### Data for this exercise:
------

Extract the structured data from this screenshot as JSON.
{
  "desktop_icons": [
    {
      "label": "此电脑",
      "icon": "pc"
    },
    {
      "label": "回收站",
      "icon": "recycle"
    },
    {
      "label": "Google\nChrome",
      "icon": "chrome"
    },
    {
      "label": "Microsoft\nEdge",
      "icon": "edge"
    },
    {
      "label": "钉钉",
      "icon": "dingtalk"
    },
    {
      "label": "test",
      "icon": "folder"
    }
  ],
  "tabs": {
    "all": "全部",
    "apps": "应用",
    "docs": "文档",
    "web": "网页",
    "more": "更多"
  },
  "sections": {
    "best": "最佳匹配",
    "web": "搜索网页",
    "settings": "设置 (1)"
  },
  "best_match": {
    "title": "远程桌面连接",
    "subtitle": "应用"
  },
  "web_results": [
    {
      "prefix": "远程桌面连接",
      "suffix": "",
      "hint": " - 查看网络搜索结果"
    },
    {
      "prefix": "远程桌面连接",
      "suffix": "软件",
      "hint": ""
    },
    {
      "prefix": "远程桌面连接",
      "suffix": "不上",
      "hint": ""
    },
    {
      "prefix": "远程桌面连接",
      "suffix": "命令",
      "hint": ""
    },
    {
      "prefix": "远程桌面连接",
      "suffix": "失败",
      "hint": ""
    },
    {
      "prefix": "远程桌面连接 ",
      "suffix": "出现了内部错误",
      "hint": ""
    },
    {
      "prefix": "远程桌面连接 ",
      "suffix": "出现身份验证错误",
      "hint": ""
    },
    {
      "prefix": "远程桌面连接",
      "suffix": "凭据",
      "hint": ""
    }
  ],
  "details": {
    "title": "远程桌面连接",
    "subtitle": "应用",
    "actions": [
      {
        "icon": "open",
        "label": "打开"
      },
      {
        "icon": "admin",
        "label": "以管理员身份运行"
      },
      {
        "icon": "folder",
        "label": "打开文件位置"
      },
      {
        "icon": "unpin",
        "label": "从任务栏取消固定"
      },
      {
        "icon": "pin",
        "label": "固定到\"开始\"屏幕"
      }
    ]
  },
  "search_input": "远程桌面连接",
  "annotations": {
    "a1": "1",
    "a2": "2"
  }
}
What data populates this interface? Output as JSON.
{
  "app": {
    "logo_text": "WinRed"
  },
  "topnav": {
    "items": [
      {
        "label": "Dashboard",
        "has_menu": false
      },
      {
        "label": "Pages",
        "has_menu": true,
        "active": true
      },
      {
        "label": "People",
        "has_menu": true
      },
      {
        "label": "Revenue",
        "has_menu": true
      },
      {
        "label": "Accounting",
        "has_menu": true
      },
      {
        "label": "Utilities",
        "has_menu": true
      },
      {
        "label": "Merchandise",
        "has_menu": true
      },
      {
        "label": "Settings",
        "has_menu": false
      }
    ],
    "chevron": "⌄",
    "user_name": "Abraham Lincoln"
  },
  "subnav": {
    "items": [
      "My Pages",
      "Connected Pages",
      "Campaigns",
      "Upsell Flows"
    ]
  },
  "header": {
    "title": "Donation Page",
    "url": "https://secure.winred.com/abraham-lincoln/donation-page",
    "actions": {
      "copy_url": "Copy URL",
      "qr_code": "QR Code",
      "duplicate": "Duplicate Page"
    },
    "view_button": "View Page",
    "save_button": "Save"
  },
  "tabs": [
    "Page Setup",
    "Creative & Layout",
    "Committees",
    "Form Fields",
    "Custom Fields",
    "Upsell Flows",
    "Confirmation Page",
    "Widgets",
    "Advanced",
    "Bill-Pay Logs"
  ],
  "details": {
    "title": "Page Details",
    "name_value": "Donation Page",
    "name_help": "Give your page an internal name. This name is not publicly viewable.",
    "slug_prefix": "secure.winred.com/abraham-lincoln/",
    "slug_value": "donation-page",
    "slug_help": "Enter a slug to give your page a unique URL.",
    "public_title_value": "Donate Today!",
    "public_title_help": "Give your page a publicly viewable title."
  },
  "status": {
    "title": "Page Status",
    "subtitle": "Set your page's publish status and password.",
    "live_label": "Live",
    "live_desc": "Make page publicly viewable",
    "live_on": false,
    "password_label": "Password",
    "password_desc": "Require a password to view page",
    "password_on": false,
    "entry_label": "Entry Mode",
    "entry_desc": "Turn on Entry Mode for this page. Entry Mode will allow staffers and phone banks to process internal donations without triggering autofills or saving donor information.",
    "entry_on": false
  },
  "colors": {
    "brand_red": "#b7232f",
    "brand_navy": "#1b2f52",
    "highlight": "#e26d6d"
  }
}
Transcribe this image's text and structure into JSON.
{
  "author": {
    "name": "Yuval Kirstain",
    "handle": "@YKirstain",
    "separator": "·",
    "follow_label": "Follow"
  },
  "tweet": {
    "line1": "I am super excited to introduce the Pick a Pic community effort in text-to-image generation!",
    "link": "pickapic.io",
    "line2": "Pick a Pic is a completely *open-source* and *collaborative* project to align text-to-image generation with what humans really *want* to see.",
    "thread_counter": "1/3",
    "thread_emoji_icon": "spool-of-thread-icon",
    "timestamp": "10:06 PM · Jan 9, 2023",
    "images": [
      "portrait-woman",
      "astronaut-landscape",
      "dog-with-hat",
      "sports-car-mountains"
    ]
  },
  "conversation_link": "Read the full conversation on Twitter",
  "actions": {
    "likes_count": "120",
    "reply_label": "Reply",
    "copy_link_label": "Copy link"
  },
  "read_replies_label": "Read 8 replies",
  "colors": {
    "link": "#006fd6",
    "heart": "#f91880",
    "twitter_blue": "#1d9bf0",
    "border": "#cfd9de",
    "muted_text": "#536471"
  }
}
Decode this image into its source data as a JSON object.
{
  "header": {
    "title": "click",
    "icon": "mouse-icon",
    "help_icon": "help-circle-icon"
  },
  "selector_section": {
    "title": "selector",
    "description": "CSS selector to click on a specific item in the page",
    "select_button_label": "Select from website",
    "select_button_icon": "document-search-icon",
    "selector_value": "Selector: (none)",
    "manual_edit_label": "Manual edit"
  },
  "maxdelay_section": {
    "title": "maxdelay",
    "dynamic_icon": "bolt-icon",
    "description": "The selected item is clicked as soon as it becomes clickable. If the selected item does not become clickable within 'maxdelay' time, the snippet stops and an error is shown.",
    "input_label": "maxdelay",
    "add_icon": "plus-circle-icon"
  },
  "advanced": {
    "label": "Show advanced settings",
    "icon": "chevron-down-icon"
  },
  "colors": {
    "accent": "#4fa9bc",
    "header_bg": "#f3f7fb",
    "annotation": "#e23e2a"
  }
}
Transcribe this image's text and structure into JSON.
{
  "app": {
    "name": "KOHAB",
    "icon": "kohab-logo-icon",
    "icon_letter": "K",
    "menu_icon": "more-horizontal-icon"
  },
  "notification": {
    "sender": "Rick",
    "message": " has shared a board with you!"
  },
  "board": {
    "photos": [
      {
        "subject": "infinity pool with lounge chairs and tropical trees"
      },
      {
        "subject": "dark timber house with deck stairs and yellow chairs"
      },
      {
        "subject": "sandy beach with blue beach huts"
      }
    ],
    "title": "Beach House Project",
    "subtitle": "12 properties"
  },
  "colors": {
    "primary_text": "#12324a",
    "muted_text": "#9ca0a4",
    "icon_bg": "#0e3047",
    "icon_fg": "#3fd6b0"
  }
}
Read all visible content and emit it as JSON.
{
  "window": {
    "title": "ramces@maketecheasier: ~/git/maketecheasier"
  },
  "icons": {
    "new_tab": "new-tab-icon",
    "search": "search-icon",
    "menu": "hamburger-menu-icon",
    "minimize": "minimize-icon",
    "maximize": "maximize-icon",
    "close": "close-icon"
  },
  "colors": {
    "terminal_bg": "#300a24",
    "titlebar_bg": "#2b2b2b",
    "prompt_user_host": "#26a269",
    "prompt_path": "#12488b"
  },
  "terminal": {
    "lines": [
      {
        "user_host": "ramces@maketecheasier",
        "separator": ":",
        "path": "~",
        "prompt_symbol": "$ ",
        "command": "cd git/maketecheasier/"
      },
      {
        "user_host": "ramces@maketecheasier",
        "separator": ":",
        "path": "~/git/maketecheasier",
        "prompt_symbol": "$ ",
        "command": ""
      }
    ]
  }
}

------

### What you are asked to do:
Scan the listing above. Collect all lines with the word "source".

### Complete response:
    "line2": "Pick a Pic is a completely *open-source* and *collaborative* project to align text-to-image generation with what humans really *want* to see.",
Decode this image into its source data as a JSON object.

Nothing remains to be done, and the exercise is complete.